# Your objective
Omit any picture, and return the remaining data exactly as written.

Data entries
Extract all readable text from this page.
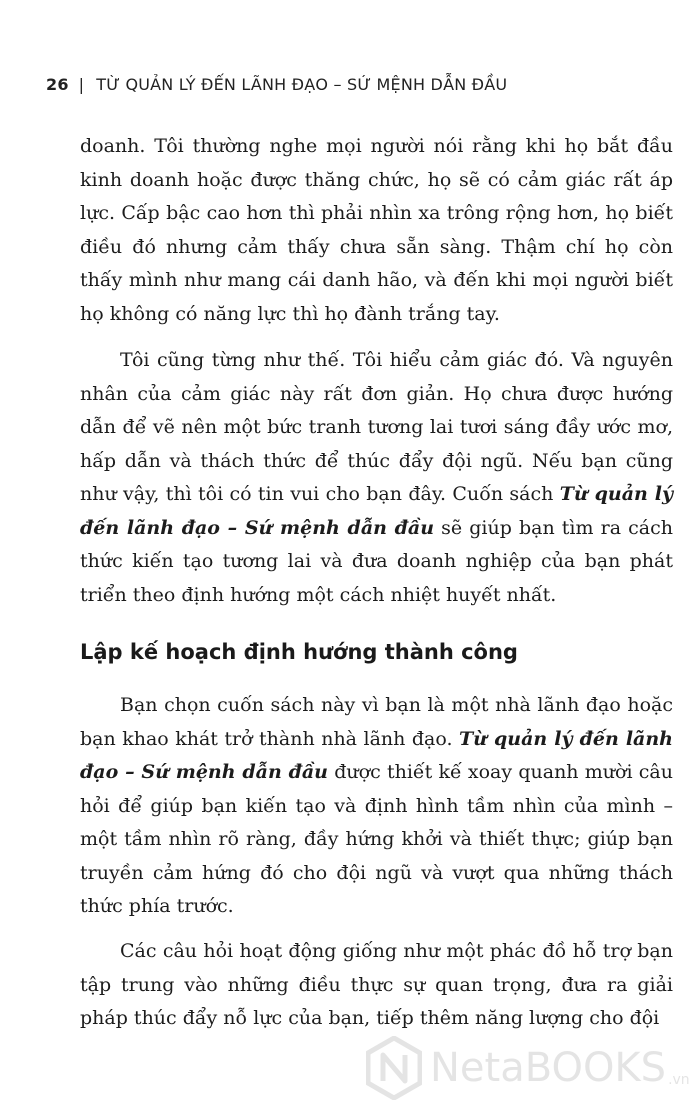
26 | TỪ QUẢN LÝ ĐẾN LÃNH ĐẠO – SỨ MỆNH DẪN ĐẦU

doanh. Tôi thường nghe mọi người nói rằng khi họ bắt đầu kinh doanh hoặc được thăng chức, họ sẽ có cảm giác rất áp lực. Cấp bậc cao hơn thì phải nhìn xa trông rộng hơn, họ biết điều đó nhưng cảm thấy chưa sẵn sàng. Thậm chí họ còn thấy mình như mang cái danh hão, và đến khi mọi người biết họ không có năng lực thì họ đành trắng tay.

Tôi cũng từng như thế. Tôi hiểu cảm giác đó. Và nguyên nhân của cảm giác này rất đơn giản. Họ chưa được hướng dẫn để vẽ nên một bức tranh tương lai tươi sáng đầy ước mơ, hấp dẫn và thách thức để thúc đẩy đội ngũ. Nếu bạn cũng như vậy, thì tôi có tin vui cho bạn đây. Cuốn sách Từ quản lý đến lãnh đạo – Sứ mệnh dẫn đầu sẽ giúp bạn tìm ra cách thức kiến tạo tương lai và đưa doanh nghiệp của bạn phát triển theo định hướng một cách nhiệt huyết nhất.

Lập kế hoạch định hướng thành công

Bạn chọn cuốn sách này vì bạn là một nhà lãnh đạo hoặc bạn khao khát trở thành nhà lãnh đạo. Từ quản lý đến lãnh đạo – Sứ mệnh dẫn đầu được thiết kế xoay quanh mười câu hỏi để giúp bạn kiến tạo và định hình tầm nhìn của mình – một tầm nhìn rõ ràng, đầy hứng khởi và thiết thực; giúp bạn truyền cảm hứng đó cho đội ngũ và vượt qua những thách thức phía trước.

Các câu hỏi hoạt động giống như một phác đồ hỗ trợ bạn tập trung vào những điều thực sự quan trọng, đưa ra giải pháp thúc đẩy nỗ lực của bạn, tiếp thêm năng lượng cho đội

NetaBOOKS .vn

# Result
Extract all readable text from this page.
26 | TỪ QUẢN LÝ ĐẾN LÃNH ĐẠO – SỨ MỆNH DẪN ĐẦU

doanh. Tôi thường nghe mọi người nói rằng khi họ bắt đầu kinh doanh hoặc được thăng chức, họ sẽ có cảm giác rất áp lực. Cấp bậc cao hơn thì phải nhìn xa trông rộng hơn, họ biết điều đó nhưng cảm thấy chưa sẵn sàng. Thậm chí họ còn thấy mình như mang cái danh hão, và đến khi mọi người biết họ không có năng lực thì họ đành trắng tay.

Tôi cũng từng như thế. Tôi hiểu cảm giác đó. Và nguyên nhân của cảm giác này rất đơn giản. Họ chưa được hướng dẫn để vẽ nên một bức tranh tương lai tươi sáng đầy ước mơ, hấp dẫn và thách thức để thúc đẩy đội ngũ. Nếu bạn cũng như vậy, thì tôi có tin vui cho bạn đây. Cuốn sách Từ quản lý đến lãnh đạo – Sứ mệnh dẫn đầu sẽ giúp bạn tìm ra cách thức kiến tạo tương lai và đưa doanh nghiệp của bạn phát triển theo định hướng một cách nhiệt huyết nhất.

Lập kế hoạch định hướng thành công

Bạn chọn cuốn sách này vì bạn là một nhà lãnh đạo hoặc bạn khao khát trở thành nhà lãnh đạo. Từ quản lý đến lãnh đạo – Sứ mệnh dẫn đầu được thiết kế xoay quanh mười câu hỏi để giúp bạn kiến tạo và định hình tầm nhìn của mình – một tầm nhìn rõ ràng, đầy hứng khởi và thiết thực; giúp bạn truyền cảm hứng đó cho đội ngũ và vượt qua những thách thức phía trước.

Các câu hỏi hoạt động giống như một phác đồ hỗ trợ bạn tập trung vào những điều thực sự quan trọng, đưa ra giải pháp thúc đẩy nỗ lực của bạn, tiếp thêm năng lượng cho đội

NetaBOOKS .vn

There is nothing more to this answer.